▸ **Objective**
Reply with one number only: the count of lines below that contain the word "driver".

▸ **Raw records**

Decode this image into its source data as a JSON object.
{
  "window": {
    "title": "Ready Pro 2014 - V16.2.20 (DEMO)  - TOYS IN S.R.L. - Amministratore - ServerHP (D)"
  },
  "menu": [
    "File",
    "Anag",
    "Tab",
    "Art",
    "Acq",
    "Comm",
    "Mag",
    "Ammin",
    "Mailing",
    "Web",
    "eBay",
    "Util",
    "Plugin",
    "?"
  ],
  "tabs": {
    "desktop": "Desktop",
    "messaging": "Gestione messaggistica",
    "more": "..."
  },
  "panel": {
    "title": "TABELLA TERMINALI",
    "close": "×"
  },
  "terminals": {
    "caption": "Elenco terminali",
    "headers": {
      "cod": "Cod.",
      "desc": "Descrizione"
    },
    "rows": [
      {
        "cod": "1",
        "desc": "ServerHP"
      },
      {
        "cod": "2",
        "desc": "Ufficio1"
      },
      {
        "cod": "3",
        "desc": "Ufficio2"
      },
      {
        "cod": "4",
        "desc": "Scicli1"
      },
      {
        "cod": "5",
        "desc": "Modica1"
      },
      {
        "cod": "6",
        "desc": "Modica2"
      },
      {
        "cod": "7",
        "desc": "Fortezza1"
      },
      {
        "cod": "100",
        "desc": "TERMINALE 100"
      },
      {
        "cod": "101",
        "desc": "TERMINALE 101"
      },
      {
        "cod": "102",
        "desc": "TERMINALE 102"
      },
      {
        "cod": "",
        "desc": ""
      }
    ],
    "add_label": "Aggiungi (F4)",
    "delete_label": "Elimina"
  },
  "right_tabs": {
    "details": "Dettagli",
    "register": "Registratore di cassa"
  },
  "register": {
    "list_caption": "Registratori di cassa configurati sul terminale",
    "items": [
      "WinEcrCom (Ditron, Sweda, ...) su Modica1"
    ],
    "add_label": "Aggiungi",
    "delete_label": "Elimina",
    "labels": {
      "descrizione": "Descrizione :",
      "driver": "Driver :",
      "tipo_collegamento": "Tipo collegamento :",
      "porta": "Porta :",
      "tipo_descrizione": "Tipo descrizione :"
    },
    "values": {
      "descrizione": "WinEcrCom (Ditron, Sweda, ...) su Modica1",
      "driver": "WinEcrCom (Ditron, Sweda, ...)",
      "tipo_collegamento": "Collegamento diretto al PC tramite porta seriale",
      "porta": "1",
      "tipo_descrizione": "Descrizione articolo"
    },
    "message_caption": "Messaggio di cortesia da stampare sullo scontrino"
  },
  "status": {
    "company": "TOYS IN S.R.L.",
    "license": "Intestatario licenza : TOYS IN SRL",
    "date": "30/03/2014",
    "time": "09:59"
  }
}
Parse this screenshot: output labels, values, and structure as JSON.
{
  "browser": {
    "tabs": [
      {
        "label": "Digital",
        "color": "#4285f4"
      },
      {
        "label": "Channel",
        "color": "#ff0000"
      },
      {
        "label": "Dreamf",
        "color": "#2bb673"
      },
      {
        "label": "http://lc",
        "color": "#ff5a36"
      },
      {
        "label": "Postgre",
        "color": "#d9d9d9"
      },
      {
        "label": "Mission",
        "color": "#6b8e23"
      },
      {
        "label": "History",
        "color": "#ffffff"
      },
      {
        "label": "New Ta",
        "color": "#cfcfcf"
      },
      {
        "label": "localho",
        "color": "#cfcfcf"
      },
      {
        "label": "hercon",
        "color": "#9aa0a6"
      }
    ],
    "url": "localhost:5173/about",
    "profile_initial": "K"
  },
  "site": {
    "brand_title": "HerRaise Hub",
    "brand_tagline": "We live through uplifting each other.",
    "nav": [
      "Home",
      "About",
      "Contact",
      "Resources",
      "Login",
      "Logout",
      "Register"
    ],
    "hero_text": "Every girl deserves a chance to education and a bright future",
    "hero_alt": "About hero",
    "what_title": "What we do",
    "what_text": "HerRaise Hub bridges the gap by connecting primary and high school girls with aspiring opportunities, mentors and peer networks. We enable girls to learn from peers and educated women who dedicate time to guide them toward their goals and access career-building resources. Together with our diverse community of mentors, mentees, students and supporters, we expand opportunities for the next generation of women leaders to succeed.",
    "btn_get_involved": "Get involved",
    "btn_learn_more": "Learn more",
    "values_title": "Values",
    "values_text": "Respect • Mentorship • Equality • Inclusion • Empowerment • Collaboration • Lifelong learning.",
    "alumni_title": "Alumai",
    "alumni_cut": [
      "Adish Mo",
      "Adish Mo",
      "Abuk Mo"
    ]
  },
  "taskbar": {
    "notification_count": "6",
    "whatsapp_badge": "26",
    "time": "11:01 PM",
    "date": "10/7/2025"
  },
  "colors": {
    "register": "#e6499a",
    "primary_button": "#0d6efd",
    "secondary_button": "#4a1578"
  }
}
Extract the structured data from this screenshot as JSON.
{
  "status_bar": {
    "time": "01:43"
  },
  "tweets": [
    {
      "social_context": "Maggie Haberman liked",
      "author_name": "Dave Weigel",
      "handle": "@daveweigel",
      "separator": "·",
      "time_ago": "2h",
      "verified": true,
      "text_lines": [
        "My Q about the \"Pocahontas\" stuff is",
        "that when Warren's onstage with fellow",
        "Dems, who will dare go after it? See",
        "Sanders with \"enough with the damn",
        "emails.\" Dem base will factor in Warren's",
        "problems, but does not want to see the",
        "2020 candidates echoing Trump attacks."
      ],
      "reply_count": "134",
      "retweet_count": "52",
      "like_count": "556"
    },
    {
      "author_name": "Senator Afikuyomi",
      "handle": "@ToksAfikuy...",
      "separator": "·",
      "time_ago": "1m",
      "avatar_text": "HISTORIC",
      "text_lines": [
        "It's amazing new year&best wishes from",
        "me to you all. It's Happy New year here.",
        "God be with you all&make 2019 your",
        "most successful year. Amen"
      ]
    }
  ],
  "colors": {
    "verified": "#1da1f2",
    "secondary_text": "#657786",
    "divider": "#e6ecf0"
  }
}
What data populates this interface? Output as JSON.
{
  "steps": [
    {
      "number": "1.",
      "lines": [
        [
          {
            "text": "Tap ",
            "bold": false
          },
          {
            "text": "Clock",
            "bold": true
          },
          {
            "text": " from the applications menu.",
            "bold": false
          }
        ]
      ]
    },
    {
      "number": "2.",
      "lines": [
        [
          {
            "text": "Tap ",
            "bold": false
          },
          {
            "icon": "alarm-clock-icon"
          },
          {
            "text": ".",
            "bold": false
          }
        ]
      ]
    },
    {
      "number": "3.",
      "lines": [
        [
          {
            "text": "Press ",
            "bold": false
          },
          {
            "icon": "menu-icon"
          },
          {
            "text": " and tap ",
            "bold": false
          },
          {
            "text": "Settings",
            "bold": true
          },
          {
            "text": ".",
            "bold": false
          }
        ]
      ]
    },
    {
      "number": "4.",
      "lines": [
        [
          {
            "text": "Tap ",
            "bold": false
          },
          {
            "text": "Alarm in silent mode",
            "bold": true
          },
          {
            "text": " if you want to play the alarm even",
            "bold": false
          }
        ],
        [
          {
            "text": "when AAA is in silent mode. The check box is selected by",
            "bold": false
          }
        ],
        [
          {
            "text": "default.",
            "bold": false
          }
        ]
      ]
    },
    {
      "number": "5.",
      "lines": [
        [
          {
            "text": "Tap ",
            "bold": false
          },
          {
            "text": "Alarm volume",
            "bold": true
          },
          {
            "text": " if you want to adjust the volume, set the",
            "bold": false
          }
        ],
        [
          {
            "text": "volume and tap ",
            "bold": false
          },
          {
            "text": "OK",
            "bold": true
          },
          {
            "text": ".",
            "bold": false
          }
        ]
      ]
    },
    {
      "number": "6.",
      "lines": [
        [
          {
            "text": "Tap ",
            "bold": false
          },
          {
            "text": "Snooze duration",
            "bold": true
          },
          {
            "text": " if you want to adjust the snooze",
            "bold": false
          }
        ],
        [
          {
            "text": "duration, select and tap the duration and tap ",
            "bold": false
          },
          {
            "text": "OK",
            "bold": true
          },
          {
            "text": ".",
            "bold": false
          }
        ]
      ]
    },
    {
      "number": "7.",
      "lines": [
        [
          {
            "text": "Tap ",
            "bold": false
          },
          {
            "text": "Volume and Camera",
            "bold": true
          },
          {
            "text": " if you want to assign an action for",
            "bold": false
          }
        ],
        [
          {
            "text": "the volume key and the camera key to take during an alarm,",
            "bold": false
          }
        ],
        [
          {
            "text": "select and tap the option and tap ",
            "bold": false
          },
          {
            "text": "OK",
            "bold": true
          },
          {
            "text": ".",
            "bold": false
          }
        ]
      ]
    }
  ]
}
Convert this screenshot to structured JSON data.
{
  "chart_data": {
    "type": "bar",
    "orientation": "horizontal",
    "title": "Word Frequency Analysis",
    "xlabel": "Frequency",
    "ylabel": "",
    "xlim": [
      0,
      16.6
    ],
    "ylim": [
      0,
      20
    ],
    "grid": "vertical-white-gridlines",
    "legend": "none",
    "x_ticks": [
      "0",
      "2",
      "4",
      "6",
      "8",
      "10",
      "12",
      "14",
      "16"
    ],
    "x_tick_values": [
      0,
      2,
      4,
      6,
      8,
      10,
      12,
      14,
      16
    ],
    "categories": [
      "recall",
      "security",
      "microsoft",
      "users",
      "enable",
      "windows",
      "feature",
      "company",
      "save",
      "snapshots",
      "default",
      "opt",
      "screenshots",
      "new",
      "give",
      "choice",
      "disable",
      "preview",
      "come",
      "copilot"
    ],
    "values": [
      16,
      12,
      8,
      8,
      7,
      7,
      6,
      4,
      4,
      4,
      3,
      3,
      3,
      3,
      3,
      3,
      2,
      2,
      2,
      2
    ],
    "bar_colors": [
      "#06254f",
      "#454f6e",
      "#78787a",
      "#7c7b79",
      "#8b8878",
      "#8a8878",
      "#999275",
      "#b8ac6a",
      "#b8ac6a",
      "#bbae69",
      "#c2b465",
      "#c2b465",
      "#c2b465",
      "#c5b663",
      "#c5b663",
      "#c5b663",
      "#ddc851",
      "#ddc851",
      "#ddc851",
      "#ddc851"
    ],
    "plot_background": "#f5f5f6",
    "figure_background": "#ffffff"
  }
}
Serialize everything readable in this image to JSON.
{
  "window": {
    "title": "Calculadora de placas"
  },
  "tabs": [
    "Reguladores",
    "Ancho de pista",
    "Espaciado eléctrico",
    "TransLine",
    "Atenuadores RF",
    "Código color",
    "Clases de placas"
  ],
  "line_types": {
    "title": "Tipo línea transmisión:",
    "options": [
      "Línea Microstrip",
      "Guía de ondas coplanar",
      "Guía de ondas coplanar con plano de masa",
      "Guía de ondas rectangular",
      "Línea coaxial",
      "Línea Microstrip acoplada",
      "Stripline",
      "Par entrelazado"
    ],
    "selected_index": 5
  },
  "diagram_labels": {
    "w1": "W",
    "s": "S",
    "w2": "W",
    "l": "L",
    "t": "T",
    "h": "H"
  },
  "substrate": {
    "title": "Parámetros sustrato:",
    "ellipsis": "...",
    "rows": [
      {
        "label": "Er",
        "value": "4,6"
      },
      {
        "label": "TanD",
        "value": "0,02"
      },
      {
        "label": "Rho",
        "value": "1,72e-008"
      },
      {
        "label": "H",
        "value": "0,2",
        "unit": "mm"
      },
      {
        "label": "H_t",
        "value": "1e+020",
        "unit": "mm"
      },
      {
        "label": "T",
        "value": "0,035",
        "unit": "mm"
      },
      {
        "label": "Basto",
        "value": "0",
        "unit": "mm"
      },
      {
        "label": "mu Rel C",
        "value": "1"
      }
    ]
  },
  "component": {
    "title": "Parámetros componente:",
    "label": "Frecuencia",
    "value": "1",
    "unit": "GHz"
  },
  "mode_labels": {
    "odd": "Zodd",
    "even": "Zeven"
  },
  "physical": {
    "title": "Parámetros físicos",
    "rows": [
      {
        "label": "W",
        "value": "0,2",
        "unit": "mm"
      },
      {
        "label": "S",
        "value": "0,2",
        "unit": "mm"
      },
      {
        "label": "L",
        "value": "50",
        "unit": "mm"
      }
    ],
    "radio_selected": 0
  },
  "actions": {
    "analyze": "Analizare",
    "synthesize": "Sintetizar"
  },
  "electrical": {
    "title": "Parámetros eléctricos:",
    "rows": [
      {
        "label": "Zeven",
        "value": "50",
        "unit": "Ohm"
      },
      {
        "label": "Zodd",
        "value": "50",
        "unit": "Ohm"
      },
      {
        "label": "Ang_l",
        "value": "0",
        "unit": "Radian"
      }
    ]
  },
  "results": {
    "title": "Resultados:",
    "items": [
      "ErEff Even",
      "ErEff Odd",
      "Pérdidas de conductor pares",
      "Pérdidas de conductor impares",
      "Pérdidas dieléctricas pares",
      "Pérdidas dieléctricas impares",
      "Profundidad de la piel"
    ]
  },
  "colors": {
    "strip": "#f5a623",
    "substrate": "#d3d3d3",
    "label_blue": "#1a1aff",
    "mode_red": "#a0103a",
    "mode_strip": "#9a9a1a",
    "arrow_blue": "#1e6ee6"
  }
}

▸ **Output of the task**
2